::: Task material :::
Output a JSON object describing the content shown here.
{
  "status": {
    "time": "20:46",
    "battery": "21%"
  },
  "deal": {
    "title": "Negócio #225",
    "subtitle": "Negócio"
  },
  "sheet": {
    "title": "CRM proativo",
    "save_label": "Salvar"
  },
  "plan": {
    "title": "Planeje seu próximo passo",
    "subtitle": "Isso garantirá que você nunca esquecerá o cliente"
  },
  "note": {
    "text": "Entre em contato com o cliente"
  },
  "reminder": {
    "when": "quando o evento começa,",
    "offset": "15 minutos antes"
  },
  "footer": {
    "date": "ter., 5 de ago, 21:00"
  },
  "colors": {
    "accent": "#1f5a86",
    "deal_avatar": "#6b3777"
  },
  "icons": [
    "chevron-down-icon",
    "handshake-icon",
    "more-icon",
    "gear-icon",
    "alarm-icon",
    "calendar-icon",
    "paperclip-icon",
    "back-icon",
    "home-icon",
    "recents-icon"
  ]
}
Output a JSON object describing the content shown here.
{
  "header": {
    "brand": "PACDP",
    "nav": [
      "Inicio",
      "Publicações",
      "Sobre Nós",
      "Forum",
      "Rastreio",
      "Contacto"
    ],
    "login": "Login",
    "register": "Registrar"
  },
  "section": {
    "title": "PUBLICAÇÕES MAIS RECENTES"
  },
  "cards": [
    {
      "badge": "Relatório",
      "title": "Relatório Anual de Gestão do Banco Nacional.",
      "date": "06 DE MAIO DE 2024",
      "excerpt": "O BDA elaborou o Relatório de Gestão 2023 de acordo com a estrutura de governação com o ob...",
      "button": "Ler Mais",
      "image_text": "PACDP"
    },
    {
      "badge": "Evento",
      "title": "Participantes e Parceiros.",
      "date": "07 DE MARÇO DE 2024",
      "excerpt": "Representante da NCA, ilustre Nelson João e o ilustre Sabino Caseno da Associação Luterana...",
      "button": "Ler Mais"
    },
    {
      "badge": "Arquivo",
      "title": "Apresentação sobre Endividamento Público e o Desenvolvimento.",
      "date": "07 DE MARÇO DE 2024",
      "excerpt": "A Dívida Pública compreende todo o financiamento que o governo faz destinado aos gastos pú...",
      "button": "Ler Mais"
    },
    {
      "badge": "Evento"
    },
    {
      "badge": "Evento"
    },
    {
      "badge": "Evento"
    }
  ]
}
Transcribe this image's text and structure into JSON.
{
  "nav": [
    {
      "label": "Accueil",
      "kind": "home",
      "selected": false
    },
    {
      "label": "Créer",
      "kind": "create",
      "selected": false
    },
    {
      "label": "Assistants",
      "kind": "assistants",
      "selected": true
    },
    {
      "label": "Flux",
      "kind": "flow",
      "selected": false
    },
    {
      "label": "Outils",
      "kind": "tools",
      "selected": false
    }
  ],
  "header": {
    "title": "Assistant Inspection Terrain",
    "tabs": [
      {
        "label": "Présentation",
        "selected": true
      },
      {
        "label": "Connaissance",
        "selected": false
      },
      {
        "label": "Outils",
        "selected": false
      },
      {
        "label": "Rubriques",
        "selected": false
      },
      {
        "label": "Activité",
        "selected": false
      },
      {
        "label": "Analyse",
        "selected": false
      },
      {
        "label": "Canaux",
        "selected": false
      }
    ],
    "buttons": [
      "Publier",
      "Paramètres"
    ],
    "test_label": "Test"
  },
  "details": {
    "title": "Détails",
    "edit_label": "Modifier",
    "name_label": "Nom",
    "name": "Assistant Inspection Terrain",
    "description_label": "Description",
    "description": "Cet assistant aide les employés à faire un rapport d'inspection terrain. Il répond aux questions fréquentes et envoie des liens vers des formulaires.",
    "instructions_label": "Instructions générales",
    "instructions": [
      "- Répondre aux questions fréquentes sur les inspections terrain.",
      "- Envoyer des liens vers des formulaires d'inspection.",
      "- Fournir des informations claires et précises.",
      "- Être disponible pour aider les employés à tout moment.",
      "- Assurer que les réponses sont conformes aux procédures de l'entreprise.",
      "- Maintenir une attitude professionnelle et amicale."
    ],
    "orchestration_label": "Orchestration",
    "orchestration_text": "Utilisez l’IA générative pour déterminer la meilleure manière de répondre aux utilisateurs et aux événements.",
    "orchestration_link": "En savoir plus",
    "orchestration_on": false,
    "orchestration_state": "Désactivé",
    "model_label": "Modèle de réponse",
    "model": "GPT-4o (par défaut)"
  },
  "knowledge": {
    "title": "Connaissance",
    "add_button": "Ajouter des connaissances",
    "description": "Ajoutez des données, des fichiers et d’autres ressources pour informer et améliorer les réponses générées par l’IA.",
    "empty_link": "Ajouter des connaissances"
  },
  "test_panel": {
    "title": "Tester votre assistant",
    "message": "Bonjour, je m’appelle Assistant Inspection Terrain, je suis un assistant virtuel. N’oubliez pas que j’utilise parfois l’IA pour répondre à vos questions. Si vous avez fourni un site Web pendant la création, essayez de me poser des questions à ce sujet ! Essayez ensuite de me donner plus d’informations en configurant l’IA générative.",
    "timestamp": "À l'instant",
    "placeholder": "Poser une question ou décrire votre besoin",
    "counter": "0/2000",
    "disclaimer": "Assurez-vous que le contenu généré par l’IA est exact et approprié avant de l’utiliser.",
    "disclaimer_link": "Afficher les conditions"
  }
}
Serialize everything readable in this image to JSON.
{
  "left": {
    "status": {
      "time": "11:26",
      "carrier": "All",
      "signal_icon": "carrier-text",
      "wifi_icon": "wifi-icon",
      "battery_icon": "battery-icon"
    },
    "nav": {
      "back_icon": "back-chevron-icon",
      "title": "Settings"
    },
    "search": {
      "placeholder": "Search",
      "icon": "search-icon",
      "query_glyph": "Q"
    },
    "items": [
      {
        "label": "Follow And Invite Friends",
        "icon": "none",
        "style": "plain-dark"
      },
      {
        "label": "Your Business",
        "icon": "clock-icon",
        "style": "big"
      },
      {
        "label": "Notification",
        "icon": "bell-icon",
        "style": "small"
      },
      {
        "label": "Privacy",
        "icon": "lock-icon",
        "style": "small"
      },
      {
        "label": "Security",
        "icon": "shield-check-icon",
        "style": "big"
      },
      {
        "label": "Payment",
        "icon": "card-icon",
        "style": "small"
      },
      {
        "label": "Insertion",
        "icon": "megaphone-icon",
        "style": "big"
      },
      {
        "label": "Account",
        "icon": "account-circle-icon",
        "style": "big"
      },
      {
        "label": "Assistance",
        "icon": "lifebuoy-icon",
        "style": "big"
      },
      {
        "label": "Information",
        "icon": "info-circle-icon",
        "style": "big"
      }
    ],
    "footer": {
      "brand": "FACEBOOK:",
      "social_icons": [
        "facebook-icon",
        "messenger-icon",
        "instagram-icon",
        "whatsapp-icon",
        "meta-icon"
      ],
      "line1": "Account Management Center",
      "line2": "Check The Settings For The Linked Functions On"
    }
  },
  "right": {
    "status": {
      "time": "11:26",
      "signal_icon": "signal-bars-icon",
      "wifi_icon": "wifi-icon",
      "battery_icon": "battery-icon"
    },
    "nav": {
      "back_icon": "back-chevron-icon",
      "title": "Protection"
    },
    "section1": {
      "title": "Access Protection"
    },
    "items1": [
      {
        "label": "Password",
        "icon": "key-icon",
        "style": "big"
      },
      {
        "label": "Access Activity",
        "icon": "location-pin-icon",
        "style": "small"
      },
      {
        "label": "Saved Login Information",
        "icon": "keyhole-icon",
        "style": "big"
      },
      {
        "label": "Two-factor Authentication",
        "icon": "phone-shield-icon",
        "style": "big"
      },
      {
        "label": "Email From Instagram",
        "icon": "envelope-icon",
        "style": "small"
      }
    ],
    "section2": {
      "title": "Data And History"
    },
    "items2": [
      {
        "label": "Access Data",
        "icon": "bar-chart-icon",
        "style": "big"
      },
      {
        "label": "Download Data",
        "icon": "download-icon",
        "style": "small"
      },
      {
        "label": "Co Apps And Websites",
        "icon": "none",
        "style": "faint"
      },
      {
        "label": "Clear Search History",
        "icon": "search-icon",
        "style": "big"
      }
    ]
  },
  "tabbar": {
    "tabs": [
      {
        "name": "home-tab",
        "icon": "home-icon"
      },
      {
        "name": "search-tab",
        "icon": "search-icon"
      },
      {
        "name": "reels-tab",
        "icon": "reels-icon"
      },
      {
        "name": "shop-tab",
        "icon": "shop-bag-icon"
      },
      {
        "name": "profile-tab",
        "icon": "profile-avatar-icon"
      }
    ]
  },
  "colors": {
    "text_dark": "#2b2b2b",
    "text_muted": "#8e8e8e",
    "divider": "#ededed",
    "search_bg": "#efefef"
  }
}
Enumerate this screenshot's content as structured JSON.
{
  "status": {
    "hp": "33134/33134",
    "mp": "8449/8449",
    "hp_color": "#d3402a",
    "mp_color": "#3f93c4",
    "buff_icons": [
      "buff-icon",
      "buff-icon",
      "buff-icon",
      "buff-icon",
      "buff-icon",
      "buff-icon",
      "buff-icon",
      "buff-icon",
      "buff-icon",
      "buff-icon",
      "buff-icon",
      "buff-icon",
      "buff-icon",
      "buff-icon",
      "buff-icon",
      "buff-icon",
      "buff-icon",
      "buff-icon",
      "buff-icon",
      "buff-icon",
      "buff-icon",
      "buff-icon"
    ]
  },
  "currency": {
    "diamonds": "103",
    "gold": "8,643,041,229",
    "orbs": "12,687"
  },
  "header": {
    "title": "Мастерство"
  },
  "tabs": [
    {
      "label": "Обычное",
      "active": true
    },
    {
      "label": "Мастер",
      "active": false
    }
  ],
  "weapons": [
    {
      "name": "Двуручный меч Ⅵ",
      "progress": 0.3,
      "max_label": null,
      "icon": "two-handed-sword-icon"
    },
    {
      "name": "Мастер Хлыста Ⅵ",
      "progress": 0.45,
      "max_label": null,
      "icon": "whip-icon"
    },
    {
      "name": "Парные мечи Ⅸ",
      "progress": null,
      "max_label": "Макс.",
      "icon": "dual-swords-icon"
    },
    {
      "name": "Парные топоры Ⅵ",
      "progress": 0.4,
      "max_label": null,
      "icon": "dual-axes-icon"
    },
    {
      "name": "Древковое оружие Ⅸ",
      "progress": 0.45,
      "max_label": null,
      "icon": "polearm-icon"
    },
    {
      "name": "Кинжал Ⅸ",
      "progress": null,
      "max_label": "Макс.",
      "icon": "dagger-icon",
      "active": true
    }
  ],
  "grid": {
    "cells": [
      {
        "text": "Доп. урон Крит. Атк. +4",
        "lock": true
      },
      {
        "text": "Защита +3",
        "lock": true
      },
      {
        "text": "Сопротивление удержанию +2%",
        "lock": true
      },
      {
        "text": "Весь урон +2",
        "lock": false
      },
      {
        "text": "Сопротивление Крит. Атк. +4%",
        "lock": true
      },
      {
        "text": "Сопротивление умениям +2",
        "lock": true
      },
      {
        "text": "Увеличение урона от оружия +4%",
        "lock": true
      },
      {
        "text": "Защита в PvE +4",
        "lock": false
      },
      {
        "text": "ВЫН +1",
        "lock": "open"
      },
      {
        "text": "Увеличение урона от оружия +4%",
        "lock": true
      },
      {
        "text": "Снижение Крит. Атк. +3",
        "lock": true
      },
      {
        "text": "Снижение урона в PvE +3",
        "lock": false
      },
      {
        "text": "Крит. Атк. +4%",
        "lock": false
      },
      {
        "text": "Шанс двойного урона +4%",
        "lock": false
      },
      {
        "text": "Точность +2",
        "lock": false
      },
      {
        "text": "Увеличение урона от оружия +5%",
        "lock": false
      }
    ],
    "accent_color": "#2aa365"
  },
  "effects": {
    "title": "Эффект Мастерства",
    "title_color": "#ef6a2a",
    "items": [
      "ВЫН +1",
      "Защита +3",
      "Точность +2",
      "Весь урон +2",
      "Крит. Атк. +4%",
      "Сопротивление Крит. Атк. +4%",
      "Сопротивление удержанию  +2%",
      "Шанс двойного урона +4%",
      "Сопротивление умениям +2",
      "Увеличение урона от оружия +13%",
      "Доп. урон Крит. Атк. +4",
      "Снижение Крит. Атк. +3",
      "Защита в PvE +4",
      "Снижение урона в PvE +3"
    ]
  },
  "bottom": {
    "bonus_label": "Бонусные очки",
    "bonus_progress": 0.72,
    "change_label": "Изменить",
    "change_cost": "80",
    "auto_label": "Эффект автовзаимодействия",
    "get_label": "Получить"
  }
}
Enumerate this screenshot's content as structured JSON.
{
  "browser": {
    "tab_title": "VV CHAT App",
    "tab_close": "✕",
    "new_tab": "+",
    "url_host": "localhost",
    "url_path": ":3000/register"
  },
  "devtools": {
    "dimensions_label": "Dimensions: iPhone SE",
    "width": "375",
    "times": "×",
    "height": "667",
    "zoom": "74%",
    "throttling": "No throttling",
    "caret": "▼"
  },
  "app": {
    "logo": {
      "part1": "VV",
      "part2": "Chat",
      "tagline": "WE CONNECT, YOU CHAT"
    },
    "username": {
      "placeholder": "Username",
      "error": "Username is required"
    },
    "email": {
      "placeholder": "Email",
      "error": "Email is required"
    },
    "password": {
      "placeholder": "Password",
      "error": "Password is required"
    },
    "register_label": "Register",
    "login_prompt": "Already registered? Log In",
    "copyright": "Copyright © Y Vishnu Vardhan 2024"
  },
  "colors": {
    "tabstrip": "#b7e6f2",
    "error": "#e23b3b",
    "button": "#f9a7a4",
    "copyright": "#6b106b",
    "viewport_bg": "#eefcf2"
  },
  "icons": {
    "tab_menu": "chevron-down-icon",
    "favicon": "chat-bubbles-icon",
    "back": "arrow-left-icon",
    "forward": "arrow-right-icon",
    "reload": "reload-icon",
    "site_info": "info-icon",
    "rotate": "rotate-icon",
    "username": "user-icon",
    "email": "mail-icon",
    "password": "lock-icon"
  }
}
:::
Check each line of the records for the word "excerpt" and extract those that contain it.

Exercise solution »
      "excerpt": "O BDA elaborou o Relatório de Gestão 2023 de acordo com a estrutura de governação com o ob...",
      "excerpt": "Representante da NCA, ilustre Nelson João e o ilustre Sabino Caseno da Associação Luterana...",
      "excerpt": "A Dívida Pública compreende todo o financiamento que o governo faz destinado aos gastos pú...",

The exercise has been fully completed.